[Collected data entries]
>> BEGIN
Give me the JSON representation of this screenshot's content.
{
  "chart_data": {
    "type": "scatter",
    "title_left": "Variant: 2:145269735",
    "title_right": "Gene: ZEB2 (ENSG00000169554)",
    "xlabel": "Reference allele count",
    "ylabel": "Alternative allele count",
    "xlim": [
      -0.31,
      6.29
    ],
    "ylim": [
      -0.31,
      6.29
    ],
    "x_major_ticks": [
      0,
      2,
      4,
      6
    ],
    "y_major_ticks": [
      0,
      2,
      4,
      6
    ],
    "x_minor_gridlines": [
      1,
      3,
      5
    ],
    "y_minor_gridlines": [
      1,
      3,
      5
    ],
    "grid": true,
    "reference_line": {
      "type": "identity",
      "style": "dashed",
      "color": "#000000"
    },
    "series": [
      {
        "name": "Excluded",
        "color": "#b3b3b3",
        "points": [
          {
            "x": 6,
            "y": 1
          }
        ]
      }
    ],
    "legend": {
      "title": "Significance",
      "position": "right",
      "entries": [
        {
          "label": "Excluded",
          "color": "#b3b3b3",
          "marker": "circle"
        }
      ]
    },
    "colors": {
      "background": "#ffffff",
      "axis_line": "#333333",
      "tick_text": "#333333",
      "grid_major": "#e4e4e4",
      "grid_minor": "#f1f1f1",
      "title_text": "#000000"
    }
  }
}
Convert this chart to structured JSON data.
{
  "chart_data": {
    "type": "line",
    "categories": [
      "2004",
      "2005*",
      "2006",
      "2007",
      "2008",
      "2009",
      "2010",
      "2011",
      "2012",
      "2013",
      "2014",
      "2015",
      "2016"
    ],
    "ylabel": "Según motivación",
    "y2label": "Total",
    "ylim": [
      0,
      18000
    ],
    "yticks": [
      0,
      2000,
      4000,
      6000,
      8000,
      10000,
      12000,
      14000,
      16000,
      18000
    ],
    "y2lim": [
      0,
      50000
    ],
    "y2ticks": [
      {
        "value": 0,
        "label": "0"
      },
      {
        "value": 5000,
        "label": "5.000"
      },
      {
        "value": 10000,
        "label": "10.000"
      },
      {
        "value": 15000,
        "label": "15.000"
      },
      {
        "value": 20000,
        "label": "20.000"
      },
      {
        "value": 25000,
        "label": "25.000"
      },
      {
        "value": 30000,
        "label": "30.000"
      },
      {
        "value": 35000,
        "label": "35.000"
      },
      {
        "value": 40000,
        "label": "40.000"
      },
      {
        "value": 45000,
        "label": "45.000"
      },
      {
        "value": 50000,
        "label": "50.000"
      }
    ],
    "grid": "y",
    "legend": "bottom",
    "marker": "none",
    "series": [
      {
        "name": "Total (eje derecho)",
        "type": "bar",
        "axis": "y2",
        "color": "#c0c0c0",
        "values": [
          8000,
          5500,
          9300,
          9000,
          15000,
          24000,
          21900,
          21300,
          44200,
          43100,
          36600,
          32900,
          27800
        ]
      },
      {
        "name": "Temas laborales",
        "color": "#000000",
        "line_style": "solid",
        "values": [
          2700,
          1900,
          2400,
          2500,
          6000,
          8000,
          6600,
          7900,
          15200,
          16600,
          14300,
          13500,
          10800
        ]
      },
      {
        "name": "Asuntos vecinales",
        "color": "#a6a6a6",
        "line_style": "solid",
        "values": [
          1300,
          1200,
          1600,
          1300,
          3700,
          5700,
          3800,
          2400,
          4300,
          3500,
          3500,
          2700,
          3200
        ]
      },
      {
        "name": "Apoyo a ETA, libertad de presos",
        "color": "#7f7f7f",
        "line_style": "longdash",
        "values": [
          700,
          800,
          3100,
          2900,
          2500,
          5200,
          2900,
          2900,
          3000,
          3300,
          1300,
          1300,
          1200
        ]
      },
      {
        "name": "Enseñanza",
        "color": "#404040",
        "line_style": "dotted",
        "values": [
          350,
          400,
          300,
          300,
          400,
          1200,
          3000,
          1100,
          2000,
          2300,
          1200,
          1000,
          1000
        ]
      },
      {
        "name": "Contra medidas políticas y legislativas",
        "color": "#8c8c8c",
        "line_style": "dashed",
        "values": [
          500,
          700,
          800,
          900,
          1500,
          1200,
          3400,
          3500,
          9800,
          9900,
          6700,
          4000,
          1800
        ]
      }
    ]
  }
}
>> END
### Task to carry out
Each line in the listing above that contains "count" should be copied.

### Solution below
    "xlabel": "Reference allele count",
    "ylabel": "Alternative allele count",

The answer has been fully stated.